Every line holding the string "coordinate" should be gathered.

:: Source data

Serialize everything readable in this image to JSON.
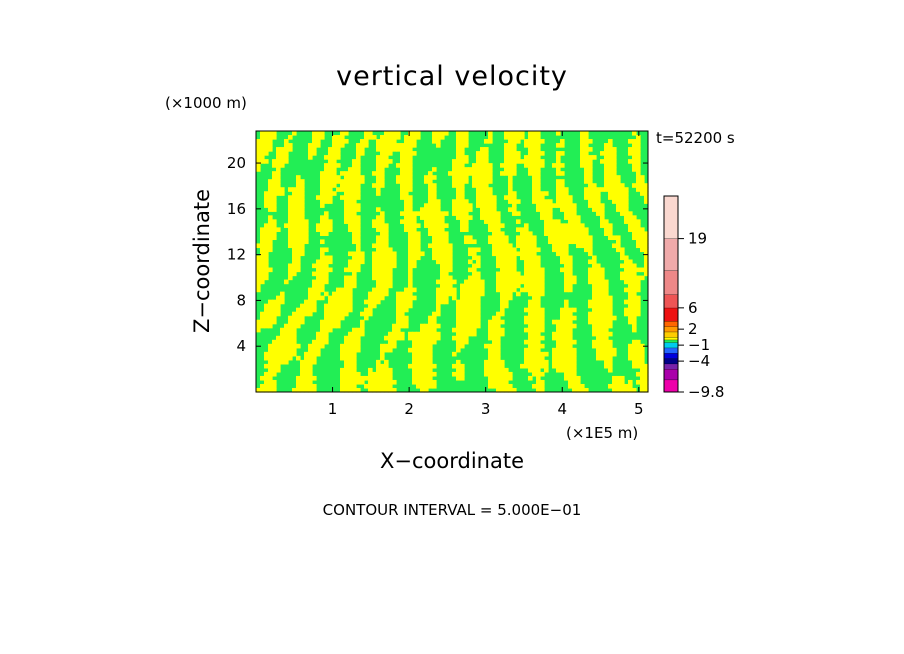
{
  "chart_data": {
    "type": "heatmap",
    "title": "vertical velocity",
    "xlabel": "X−coordinate",
    "ylabel": "Z−coordinate",
    "x_unit": "(×1E5 m)",
    "y_unit": "(×1000 m)",
    "time_label": "t=52200 s",
    "x_ticks": [
      "1",
      "2",
      "3",
      "4",
      "5"
    ],
    "x_tick_values": [
      1,
      2,
      3,
      4,
      5
    ],
    "y_ticks": [
      "4",
      "8",
      "12",
      "16",
      "20"
    ],
    "y_tick_values": [
      4,
      8,
      12,
      16,
      20
    ],
    "xlim": [
      0,
      5.12
    ],
    "ylim": [
      0,
      22.8
    ],
    "field_description_colors": {
      "positive": "#ffff00",
      "negative": "#22ee55"
    },
    "contour_interval": "CONTOUR INTERVAL = 5.000E−01",
    "colorbar": {
      "labels": [
        "19",
        "6",
        "2",
        "−1",
        "−4",
        "−9.8"
      ],
      "label_values": [
        19,
        6,
        2,
        -1,
        -4,
        -9.8
      ],
      "range": [
        -9.8,
        27
      ],
      "levels": [
        {
          "from": -9.8,
          "to": -7.5,
          "color": "#ee00aa"
        },
        {
          "from": -7.5,
          "to": -5.5,
          "color": "#aa00aa"
        },
        {
          "from": -5.5,
          "to": -4.5,
          "color": "#7722aa"
        },
        {
          "from": -4.5,
          "to": -3.5,
          "color": "#000088"
        },
        {
          "from": -3.5,
          "to": -2.5,
          "color": "#0000dd"
        },
        {
          "from": -2.5,
          "to": -1.5,
          "color": "#2266ff"
        },
        {
          "from": -1.5,
          "to": -0.5,
          "color": "#00ccee"
        },
        {
          "from": -0.5,
          "to": 0.0,
          "color": "#22ee55"
        },
        {
          "from": 0.0,
          "to": 0.5,
          "color": "#ffff00"
        },
        {
          "from": 0.5,
          "to": 1.5,
          "color": "#ffcc00"
        },
        {
          "from": 1.5,
          "to": 2.5,
          "color": "#ff9900"
        },
        {
          "from": 2.5,
          "to": 3.5,
          "color": "#ff6600"
        },
        {
          "from": 3.5,
          "to": 6.0,
          "color": "#ee1111"
        },
        {
          "from": 6.0,
          "to": 8.5,
          "color": "#ee5555"
        },
        {
          "from": 8.5,
          "to": 13.0,
          "color": "#ee8888"
        },
        {
          "from": 13.0,
          "to": 19.0,
          "color": "#f0aaaa"
        },
        {
          "from": 19.0,
          "to": 27.0,
          "color": "#fad8d0"
        }
      ]
    }
  }
}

::::

◆ Answer to this task:
    "xlabel": "X−coordinate",
    "ylabel": "Z−coordinate",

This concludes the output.